>> start
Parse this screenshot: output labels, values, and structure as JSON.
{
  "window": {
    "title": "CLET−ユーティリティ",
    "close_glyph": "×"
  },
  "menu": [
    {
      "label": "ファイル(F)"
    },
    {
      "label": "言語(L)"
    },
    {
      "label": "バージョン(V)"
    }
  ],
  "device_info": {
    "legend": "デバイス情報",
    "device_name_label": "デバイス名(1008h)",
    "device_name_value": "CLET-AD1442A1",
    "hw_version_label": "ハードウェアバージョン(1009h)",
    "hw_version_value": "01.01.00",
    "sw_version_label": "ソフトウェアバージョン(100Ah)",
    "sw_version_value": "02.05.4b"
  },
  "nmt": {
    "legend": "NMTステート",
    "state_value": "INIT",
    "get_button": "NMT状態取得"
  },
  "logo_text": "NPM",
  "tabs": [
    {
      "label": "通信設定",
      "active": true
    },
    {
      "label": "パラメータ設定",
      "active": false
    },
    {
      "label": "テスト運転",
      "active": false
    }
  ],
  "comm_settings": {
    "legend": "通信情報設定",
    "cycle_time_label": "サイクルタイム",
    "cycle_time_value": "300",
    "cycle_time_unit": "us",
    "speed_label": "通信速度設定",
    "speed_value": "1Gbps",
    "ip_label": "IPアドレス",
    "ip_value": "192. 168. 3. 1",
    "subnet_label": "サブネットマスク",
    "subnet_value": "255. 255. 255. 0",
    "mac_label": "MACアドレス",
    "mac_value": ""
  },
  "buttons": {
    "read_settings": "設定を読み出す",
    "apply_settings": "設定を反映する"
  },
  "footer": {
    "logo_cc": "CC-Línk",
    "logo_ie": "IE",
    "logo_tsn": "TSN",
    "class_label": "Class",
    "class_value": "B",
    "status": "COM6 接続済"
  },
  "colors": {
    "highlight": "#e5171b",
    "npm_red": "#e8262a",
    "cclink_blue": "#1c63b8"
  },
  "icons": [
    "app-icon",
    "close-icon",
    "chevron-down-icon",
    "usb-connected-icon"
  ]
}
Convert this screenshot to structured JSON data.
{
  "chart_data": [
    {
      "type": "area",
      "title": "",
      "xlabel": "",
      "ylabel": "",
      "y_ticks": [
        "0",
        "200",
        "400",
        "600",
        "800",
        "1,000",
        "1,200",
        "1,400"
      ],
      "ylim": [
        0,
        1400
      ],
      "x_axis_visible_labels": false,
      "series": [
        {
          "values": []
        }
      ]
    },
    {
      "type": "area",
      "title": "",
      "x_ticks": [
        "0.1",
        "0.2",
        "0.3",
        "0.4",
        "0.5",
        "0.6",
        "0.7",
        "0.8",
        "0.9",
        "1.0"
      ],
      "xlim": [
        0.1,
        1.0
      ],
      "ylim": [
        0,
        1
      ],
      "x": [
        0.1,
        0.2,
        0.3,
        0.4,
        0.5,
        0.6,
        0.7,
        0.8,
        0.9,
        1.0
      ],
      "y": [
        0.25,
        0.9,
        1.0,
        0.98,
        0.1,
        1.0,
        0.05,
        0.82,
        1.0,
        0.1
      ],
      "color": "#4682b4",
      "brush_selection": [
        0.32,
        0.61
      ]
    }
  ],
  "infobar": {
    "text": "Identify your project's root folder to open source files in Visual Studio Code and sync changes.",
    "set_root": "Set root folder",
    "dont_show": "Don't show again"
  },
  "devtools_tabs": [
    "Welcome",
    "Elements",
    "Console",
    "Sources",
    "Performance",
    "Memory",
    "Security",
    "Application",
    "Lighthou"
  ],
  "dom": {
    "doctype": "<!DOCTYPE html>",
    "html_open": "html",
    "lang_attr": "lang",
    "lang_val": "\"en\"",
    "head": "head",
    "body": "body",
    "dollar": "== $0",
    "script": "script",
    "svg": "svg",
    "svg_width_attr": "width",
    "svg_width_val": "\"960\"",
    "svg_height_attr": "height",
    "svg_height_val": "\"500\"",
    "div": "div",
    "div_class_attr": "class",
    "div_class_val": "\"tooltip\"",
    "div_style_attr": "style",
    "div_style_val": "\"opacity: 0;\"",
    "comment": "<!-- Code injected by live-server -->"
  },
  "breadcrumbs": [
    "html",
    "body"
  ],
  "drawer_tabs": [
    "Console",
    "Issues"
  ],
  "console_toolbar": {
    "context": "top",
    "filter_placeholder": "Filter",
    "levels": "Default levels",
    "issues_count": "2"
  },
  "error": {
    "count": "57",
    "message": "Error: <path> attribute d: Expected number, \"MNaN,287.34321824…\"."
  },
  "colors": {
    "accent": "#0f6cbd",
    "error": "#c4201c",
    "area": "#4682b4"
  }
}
>> end
_WRITTEN EXERCISE_
Go through the records above and set each one down exactly, please.

_OUTPUT FOR THIS TASK_
Parse this screenshot: output labels, values, and structure as JSON.
{
  "window": {
    "title": "CLET−ユーティリティ",
    "close_glyph": "×"
  },
  "menu": [
    {
      "label": "ファイル(F)"
    },
    {
      "label": "言語(L)"
    },
    {
      "label": "バージョン(V)"
    }
  ],
  "device_info": {
    "legend": "デバイス情報",
    "device_name_label": "デバイス名(1008h)",
    "device_name_value": "CLET-AD1442A1",
    "hw_version_label": "ハードウェアバージョン(1009h)",
    "hw_version_value": "01.01.00",
    "sw_version_label": "ソフトウェアバージョン(100Ah)",
    "sw_version_value": "02.05.4b"
  },
  "nmt": {
    "legend": "NMTステート",
    "state_value": "INIT",
    "get_button": "NMT状態取得"
  },
  "logo_text": "NPM",
  "tabs": [
    {
      "label": "通信設定",
      "active": true
    },
    {
      "label": "パラメータ設定",
      "active": false
    },
    {
      "label": "テスト運転",
      "active": false
    }
  ],
  "comm_settings": {
    "legend": "通信情報設定",
    "cycle_time_label": "サイクルタイム",
    "cycle_time_value": "300",
    "cycle_time_unit": "us",
    "speed_label": "通信速度設定",
    "speed_value": "1Gbps",
    "ip_label": "IPアドレス",
    "ip_value": "192. 168. 3. 1",
    "subnet_label": "サブネットマスク",
    "subnet_value": "255. 255. 255. 0",
    "mac_label": "MACアドレス",
    "mac_value": ""
  },
  "buttons": {
    "read_settings": "設定を読み出す",
    "apply_settings": "設定を反映する"
  },
  "footer": {
    "logo_cc": "CC-Línk",
    "logo_ie": "IE",
    "logo_tsn": "TSN",
    "class_label": "Class",
    "class_value": "B",
    "status": "COM6 接続済"
  },
  "colors": {
    "highlight": "#e5171b",
    "npm_red": "#e8262a",
    "cclink_blue": "#1c63b8"
  },
  "icons": [
    "app-icon",
    "close-icon",
    "chevron-down-icon",
    "usb-connected-icon"
  ]
}
Convert this screenshot to structured JSON data.
{
  "chart_data": [
    {
      "type": "area",
      "title": "",
      "xlabel": "",
      "ylabel": "",
      "y_ticks": [
        "0",
        "200",
        "400",
        "600",
        "800",
        "1,000",
        "1,200",
        "1,400"
      ],
      "ylim": [
        0,
        1400
      ],
      "x_axis_visible_labels": false,
      "series": [
        {
          "values": []
        }
      ]
    },
    {
      "type": "area",
      "title": "",
      "x_ticks": [
        "0.1",
        "0.2",
        "0.3",
        "0.4",
        "0.5",
        "0.6",
        "0.7",
        "0.8",
        "0.9",
        "1.0"
      ],
      "xlim": [
        0.1,
        1.0
      ],
      "ylim": [
        0,
        1
      ],
      "x": [
        0.1,
        0.2,
        0.3,
        0.4,
        0.5,
        0.6,
        0.7,
        0.8,
        0.9,
        1.0
      ],
      "y": [
        0.25,
        0.9,
        1.0,
        0.98,
        0.1,
        1.0,
        0.05,
        0.82,
        1.0,
        0.1
      ],
      "color": "#4682b4",
      "brush_selection": [
        0.32,
        0.61
      ]
    }
  ],
  "infobar": {
    "text": "Identify your project's root folder to open source files in Visual Studio Code and sync changes.",
    "set_root": "Set root folder",
    "dont_show": "Don't show again"
  },
  "devtools_tabs": [
    "Welcome",
    "Elements",
    "Console",
    "Sources",
    "Performance",
    "Memory",
    "Security",
    "Application",
    "Lighthou"
  ],
  "dom": {
    "doctype": "<!DOCTYPE html>",
    "html_open": "html",
    "lang_attr": "lang",
    "lang_val": "\"en\"",
    "head": "head",
    "body": "body",
    "dollar": "== $0",
    "script": "script",
    "svg": "svg",
    "svg_width_attr": "width",
    "svg_width_val": "\"960\"",
    "svg_height_attr": "height",
    "svg_height_val": "\"500\"",
    "div": "div",
    "div_class_attr": "class",
    "div_class_val": "\"tooltip\"",
    "div_style_attr": "style",
    "div_style_val": "\"opacity: 0;\"",
    "comment": "<!-- Code injected by live-server -->"
  },
  "breadcrumbs": [
    "html",
    "body"
  ],
  "drawer_tabs": [
    "Console",
    "Issues"
  ],
  "console_toolbar": {
    "context": "top",
    "filter_placeholder": "Filter",
    "levels": "Default levels",
    "issues_count": "2"
  },
  "error": {
    "count": "57",
    "message": "Error: <path> attribute d: Expected number, \"MNaN,287.34321824…\"."
  },
  "colors": {
    "accent": "#0f6cbd",
    "error": "#c4201c",
    "area": "#4682b4"
  }
}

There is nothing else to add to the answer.